Excerpts from a figure dataset
※ ※ ※

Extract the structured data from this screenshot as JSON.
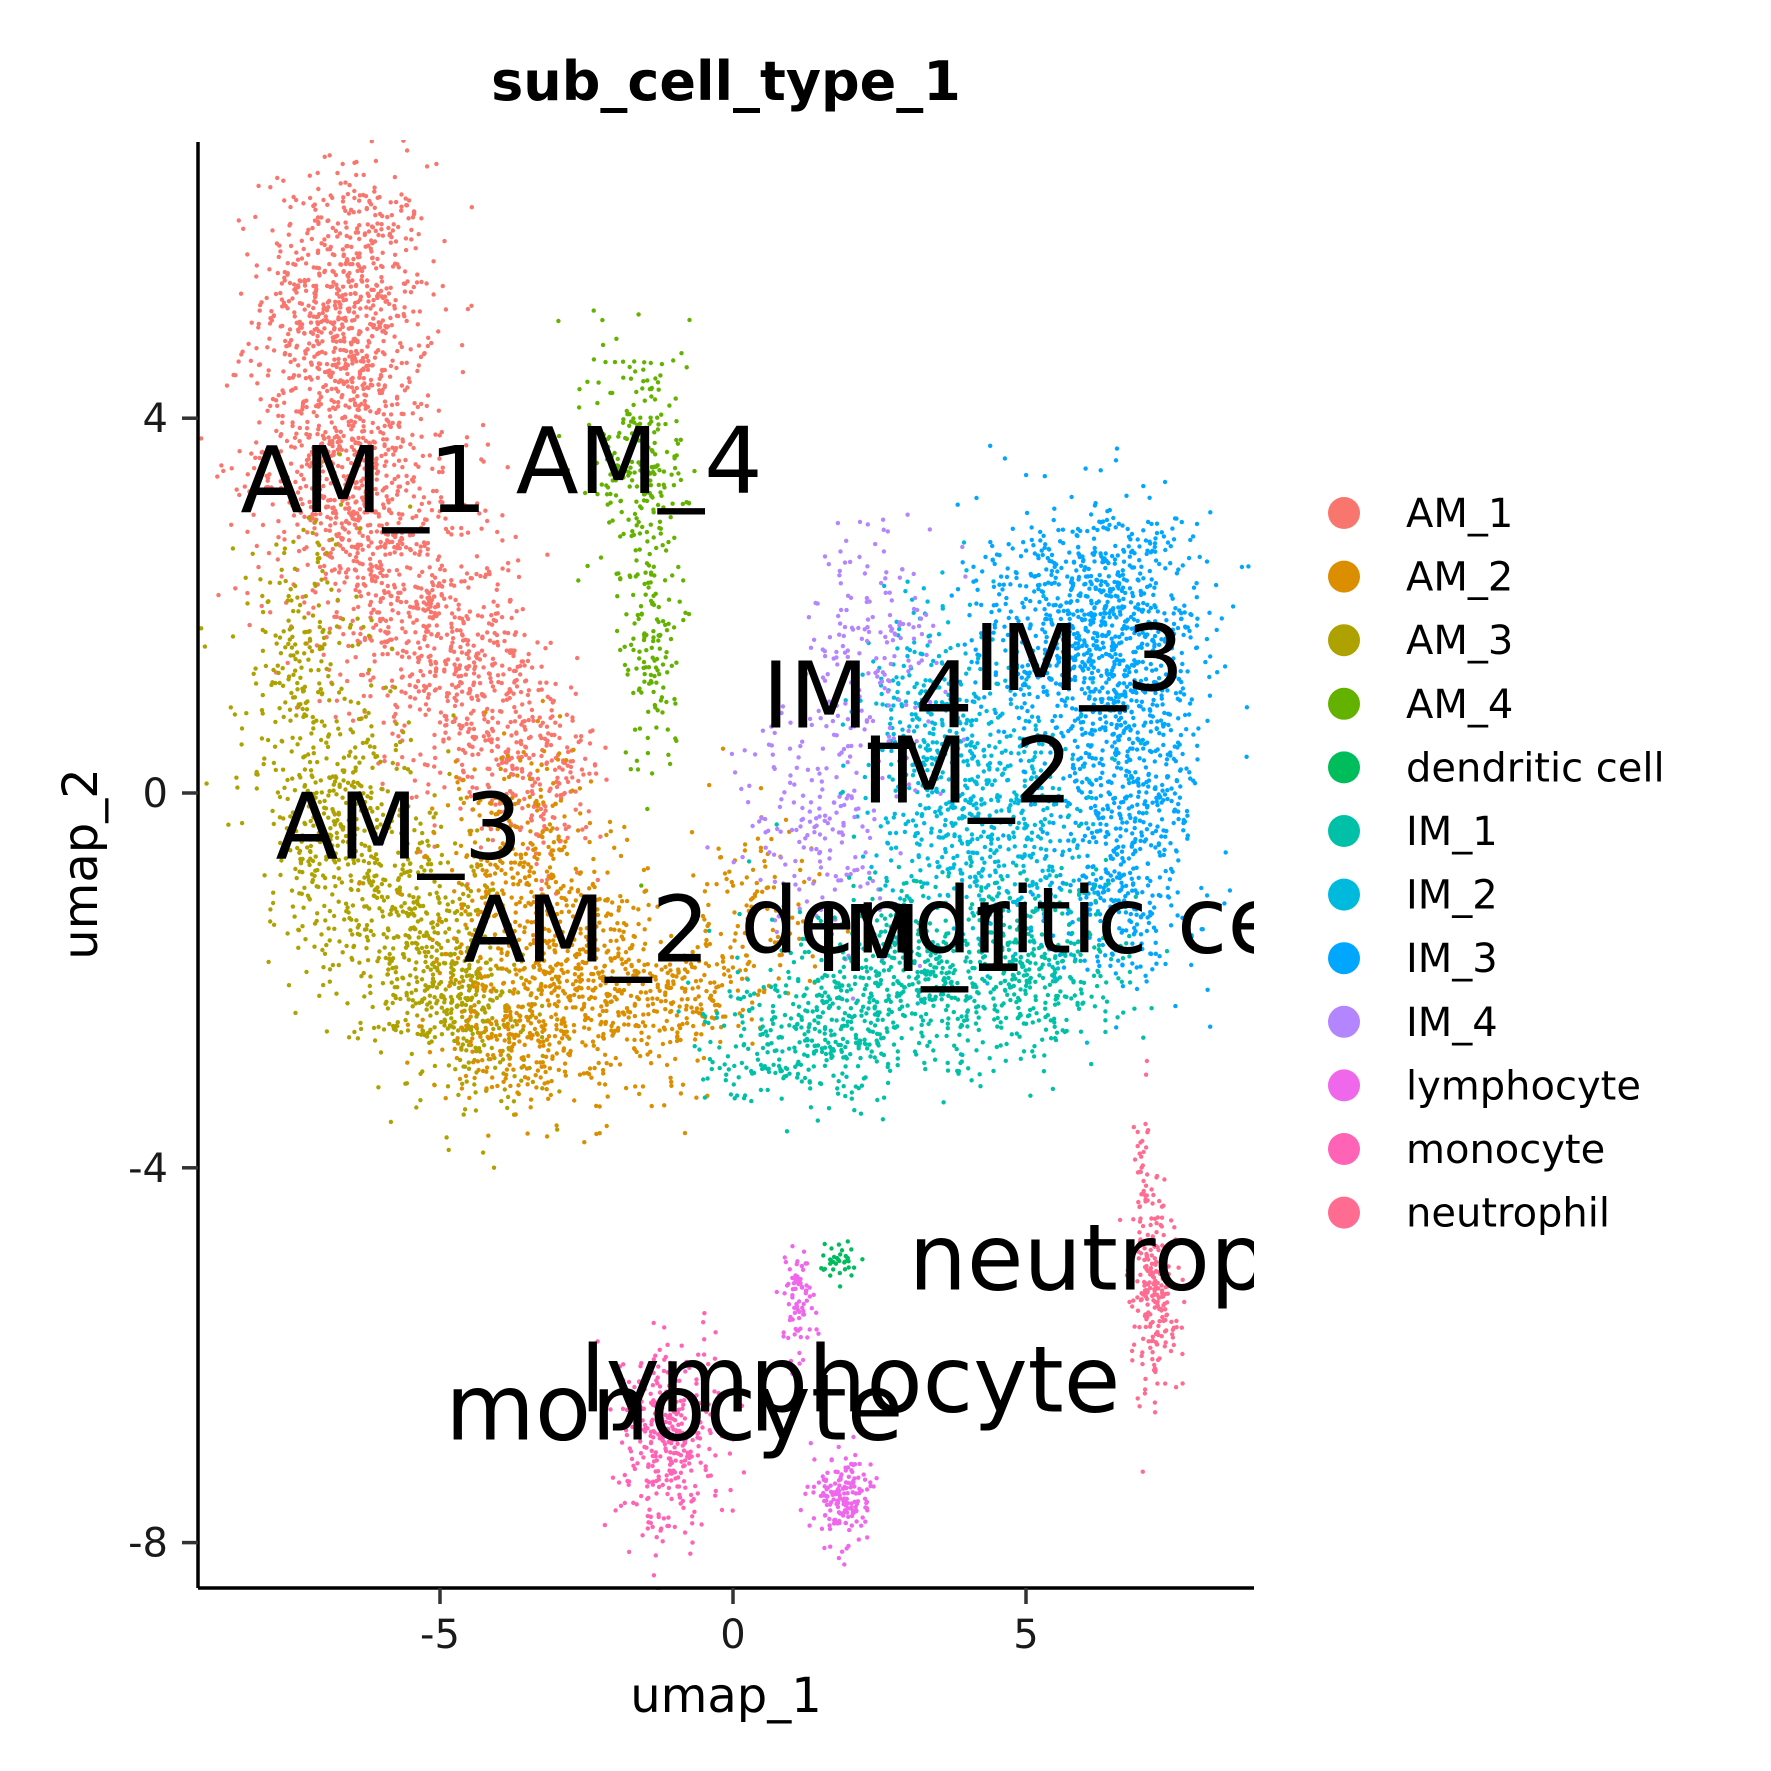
{
  "chart_data": {
    "type": "scatter",
    "title": "sub_cell_type_1",
    "xlabel": "umap_1",
    "ylabel": "umap_2",
    "xlim": [
      -8.9,
      8.9
    ],
    "ylim": [
      -8.5,
      7.0
    ],
    "xticks": [
      {
        "value": -5,
        "label": "-5"
      },
      {
        "value": 0,
        "label": "0"
      },
      {
        "value": 5,
        "label": "5"
      }
    ],
    "yticks": [
      {
        "value": 4,
        "label": "4"
      },
      {
        "value": 0,
        "label": "0"
      },
      {
        "value": -4,
        "label": "-4"
      },
      {
        "value": -8,
        "label": "-8"
      }
    ],
    "grid": false,
    "legend_position": "right",
    "series": [
      {
        "name": "AM_1",
        "color": "#F8766D",
        "label_at": [
          -6.3,
          3.0
        ]
      },
      {
        "name": "AM_2",
        "color": "#DB8E00",
        "label_at": [
          -2.5,
          -1.8
        ]
      },
      {
        "name": "AM_3",
        "color": "#AEA200",
        "label_at": [
          -5.7,
          -0.7
        ]
      },
      {
        "name": "AM_4",
        "color": "#64B200",
        "label_at": [
          -1.6,
          3.2
        ]
      },
      {
        "name": "dendritic cell",
        "color": "#00BD5C",
        "label_at": [
          5.2,
          -1.7
        ]
      },
      {
        "name": "IM_1",
        "color": "#00C1A7",
        "label_at": [
          3.2,
          -1.9
        ]
      },
      {
        "name": "IM_2",
        "color": "#00BADE",
        "label_at": [
          4.0,
          -0.1
        ]
      },
      {
        "name": "IM_3",
        "color": "#00A6FF",
        "label_at": [
          5.9,
          1.1
        ]
      },
      {
        "name": "IM_4",
        "color": "#B385FF",
        "label_at": [
          2.3,
          0.7
        ]
      },
      {
        "name": "lymphocyte",
        "color": "#EF67EB",
        "label_at": [
          2.0,
          -6.6
        ]
      },
      {
        "name": "monocyte",
        "color": "#FF63B6",
        "label_at": [
          -1.0,
          -6.9
        ]
      },
      {
        "name": "neutrophil",
        "color": "#FF6C91",
        "label_at": [
          7.0,
          -5.3
        ]
      }
    ]
  }
}
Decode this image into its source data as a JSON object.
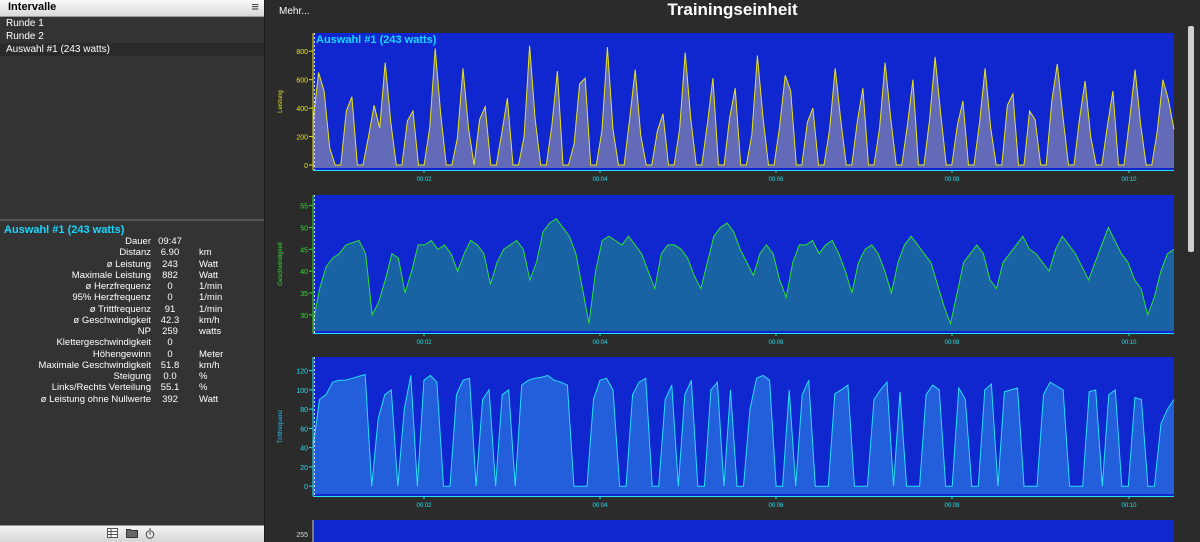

※ ※ ※

THE PROBLEM » Copy every record character for character. Skip the pictures.

RESPONSE TO THIS EXERCISE »
Extract the structured data from this screenshot as JSON.
{
  "chart_data": {
    "type": "scatter",
    "title": "sub_cell_type_1",
    "xlabel": "umap_1",
    "ylabel": "umap_2",
    "xlim": [
      -8.9,
      8.9
    ],
    "ylim": [
      -8.5,
      7.0
    ],
    "xticks": [
      {
        "value": -5,
        "label": "-5"
      },
      {
        "value": 0,
        "label": "0"
      },
      {
        "value": 5,
        "label": "5"
      }
    ],
    "yticks": [
      {
        "value": 4,
        "label": "4"
      },
      {
        "value": 0,
        "label": "0"
      },
      {
        "value": -4,
        "label": "-4"
      },
      {
        "value": -8,
        "label": "-8"
      }
    ],
    "grid": false,
    "legend_position": "right",
    "series": [
      {
        "name": "AM_1",
        "color": "#F8766D",
        "label_at": [
          -6.3,
          3.0
        ]
      },
      {
        "name": "AM_2",
        "color": "#DB8E00",
        "label_at": [
          -2.5,
          -1.8
        ]
      },
      {
        "name": "AM_3",
        "color": "#AEA200",
        "label_at": [
          -5.7,
          -0.7
        ]
      },
      {
        "name": "AM_4",
        "color": "#64B200",
        "label_at": [
          -1.6,
          3.2
        ]
      },
      {
        "name": "dendritic cell",
        "color": "#00BD5C",
        "label_at": [
          5.2,
          -1.7
        ]
      },
      {
        "name": "IM_1",
        "color": "#00C1A7",
        "label_at": [
          3.2,
          -1.9
        ]
      },
      {
        "name": "IM_2",
        "color": "#00BADE",
        "label_at": [
          4.0,
          -0.1
        ]
      },
      {
        "name": "IM_3",
        "color": "#00A6FF",
        "label_at": [
          5.9,
          1.1
        ]
      },
      {
        "name": "IM_4",
        "color": "#B385FF",
        "label_at": [
          2.3,
          0.7
        ]
      },
      {
        "name": "lymphocyte",
        "color": "#EF67EB",
        "label_at": [
          2.0,
          -6.6
        ]
      },
      {
        "name": "monocyte",
        "color": "#FF63B6",
        "label_at": [
          -1.0,
          -6.9
        ]
      },
      {
        "name": "neutrophil",
        "color": "#FF6C91",
        "label_at": [
          7.0,
          -5.3
        ]
      }
    ]
  }
}
Decode this image into its source data as a JSON object.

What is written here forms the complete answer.